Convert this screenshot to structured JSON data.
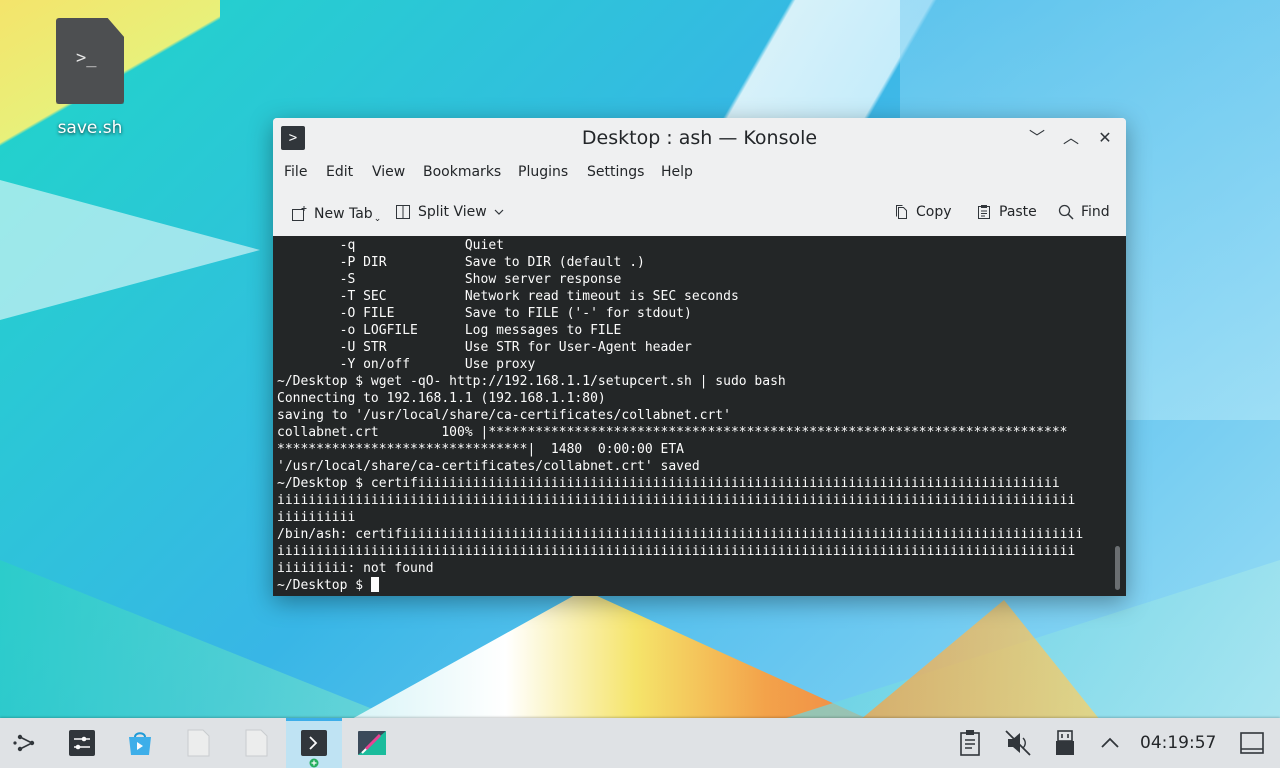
{
  "desktop": {
    "icon_label": "save.sh",
    "icon_glyph": ">_"
  },
  "window": {
    "title": "Desktop : ash — Konsole",
    "app_glyph": ">",
    "controls": {
      "minimize": "﹀",
      "maximize": "︿",
      "close": "✕"
    }
  },
  "menubar": {
    "items": [
      "File",
      "Edit",
      "View",
      "Bookmarks",
      "Plugins",
      "Settings",
      "Help"
    ]
  },
  "toolbar": {
    "new_tab": "New Tab",
    "split_view": "Split View",
    "copy": "Copy",
    "paste": "Paste",
    "find": "Find"
  },
  "terminal": {
    "lines": [
      "        -q              Quiet",
      "        -P DIR          Save to DIR (default .)",
      "        -S              Show server response",
      "        -T SEC          Network read timeout is SEC seconds",
      "        -O FILE         Save to FILE ('-' for stdout)",
      "        -o LOGFILE      Log messages to FILE",
      "        -U STR          Use STR for User-Agent header",
      "        -Y on/off       Use proxy",
      "~/Desktop $ wget -qO- http://192.168.1.1/setupcert.sh | sudo bash",
      "Connecting to 192.168.1.1 (192.168.1.1:80)",
      "saving to '/usr/local/share/ca-certificates/collabnet.crt'",
      "collabnet.crt        100% |**************************************************************************",
      "********************************|  1480  0:00:00 ETA",
      "'/usr/local/share/ca-certificates/collabnet.crt' saved",
      "~/Desktop $ certifiiiiiiiiiiiiiiiiiiiiiiiiiiiiiiiiiiiiiiiiiiiiiiiiiiiiiiiiiiiiiiiiiiiiiiiiiiiiiiiiii",
      "iiiiiiiiiiiiiiiiiiiiiiiiiiiiiiiiiiiiiiiiiiiiiiiiiiiiiiiiiiiiiiiiiiiiiiiiiiiiiiiiiiiiiiiiiiiiiiiiiiiiii",
      "iiiiiiiiii",
      "/bin/ash: certifiiiiiiiiiiiiiiiiiiiiiiiiiiiiiiiiiiiiiiiiiiiiiiiiiiiiiiiiiiiiiiiiiiiiiiiiiiiiiiiiiiiiiii",
      "iiiiiiiiiiiiiiiiiiiiiiiiiiiiiiiiiiiiiiiiiiiiiiiiiiiiiiiiiiiiiiiiiiiiiiiiiiiiiiiiiiiiiiiiiiiiiiiiiiiiii",
      "iiiiiiiii: not found"
    ],
    "prompt": "~/Desktop $ "
  },
  "taskbar": {
    "clock": "04:19:57"
  },
  "colors": {
    "accent": "#3daee9",
    "terminal_bg": "#232627",
    "terminal_fg": "#fcfcfc"
  }
}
# # # # #
## Your goal
For the listing above, give the number of lines in which the string "share" occurs, and nothing else.

## Solution to this task
2